___ Data shown ___

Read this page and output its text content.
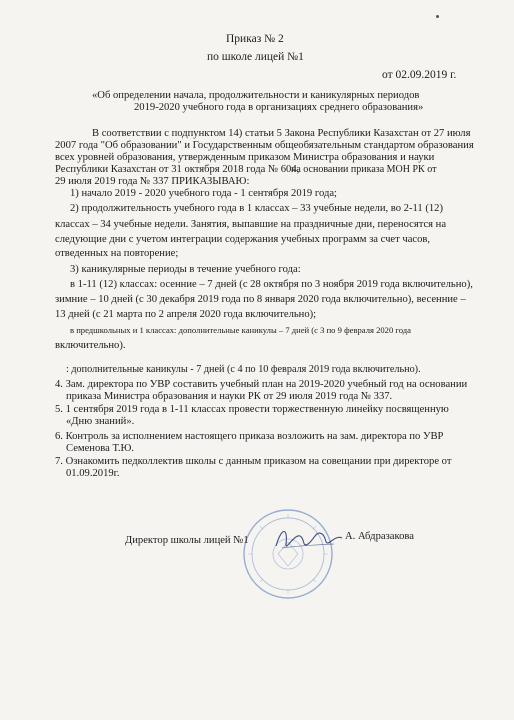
Приказ № 2
по школе лицей №1
от 02.09.2019 г.
«Об определении начала, продолжительности и каникулярных периодов
2019-2020 учебного года в организациях среднего образования»
В соответствии с подпунктом 14) статьи 5 Закона Республики Казахстан от 27 июля
2007 года "Об образовании" и Государственным общеобязательным стандартом образования
всех уровней образования, утвержденным приказом Министра образования и науки
Республики Казахстан от 31 октября 2018 года № 604,
на основании приказа МОН РК от
29 июля 2019 года № 337 ПРИКАЗЫВАЮ:
1) начало 2019 - 2020 учебного года - 1 сентября 2019 года;
2) продолжительность учебного года в 1 классах – 33 учебные недели, во 2-11 (12)
классах – 34 учебные недели. Занятия, выпавшие на праздничные дни, переносятся на
следующие дни с учетом интеграции содержания учебных программ за счет часов,
отведенных на повторение;
3) каникулярные периоды в течение учебного года:
в 1-11 (12) классах: осенние – 7 дней (с 28 октября по 3 ноября 2019 года включительно),
зимние – 10 дней (с 30 декабря 2019 года по 8 января 2020 года включительно), весенние –
13 дней (с 21 марта по 2 апреля 2020 года включительно);
в предшкольных и 1 классах: дополнительные каникулы – 7 дней (с 3 по 9 февраля 2020 года
включительно).
: дополнительные каникулы - 7 дней (с 4 по 10 февраля 2019 года включительно).
4. Зам. директора по УВР составить учебный план на 2019-2020 учебный год на основании
приказа Министра образования и науки РК от 29 июля 2019 года № 337.
5. 1 сентября 2019 года в 1-11 классах провести торжественную линейку посвященную
«Дню знаний».
6. Контроль за исполнением настоящего приказа возложить на зам. директора по УВР
Семенова Т.Ю.
7. Ознакомить педколлектив школы с данным приказом на совещании при директоре от
01.09.2019г.
Директор школы лицей №1	А. Абдразакова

___

▶ What you should do: Pictures are to be left out; the records above must be repeated word for word.

▶ Correct output:
Read this page and output its text content.
Приказ № 2
по школе лицей №1
от 02.09.2019 г.
«Об определении начала, продолжительности и каникулярных периодов
2019-2020 учебного года в организациях среднего образования»
В соответствии с подпунктом 14) статьи 5 Закона Республики Казахстан от 27 июля
2007 года "Об образовании" и Государственным общеобязательным стандартом образования
всех уровней образования, утвержденным приказом Министра образования и науки
Республики Казахстан от 31 октября 2018 года № 604,
на основании приказа МОН РК от
29 июля 2019 года № 337 ПРИКАЗЫВАЮ:
1) начало 2019 - 2020 учебного года - 1 сентября 2019 года;
2) продолжительность учебного года в 1 классах – 33 учебные недели, во 2-11 (12)
классах – 34 учебные недели. Занятия, выпавшие на праздничные дни, переносятся на
следующие дни с учетом интеграции содержания учебных программ за счет часов,
отведенных на повторение;
3) каникулярные периоды в течение учебного года:
в 1-11 (12) классах: осенние – 7 дней (с 28 октября по 3 ноября 2019 года включительно),
зимние – 10 дней (с 30 декабря 2019 года по 8 января 2020 года включительно), весенние –
13 дней (с 21 марта по 2 апреля 2020 года включительно);
в предшкольных и 1 классах: дополнительные каникулы – 7 дней (с 3 по 9 февраля 2020 года
включительно).
: дополнительные каникулы - 7 дней (с 4 по 10 февраля 2019 года включительно).
4. Зам. директора по УВР составить учебный план на 2019-2020 учебный год на основании
приказа Министра образования и науки РК от 29 июля 2019 года № 337.
5. 1 сентября 2019 года в 1-11 классах провести торжественную линейку посвященную
«Дню знаний».
6. Контроль за исполнением настоящего приказа возложить на зам. директора по УВР
Семенова Т.Ю.
7. Ознакомить педколлектив школы с данным приказом на совещании при директоре от
01.09.2019г.
Директор школы лицей №1	А. Абдразакова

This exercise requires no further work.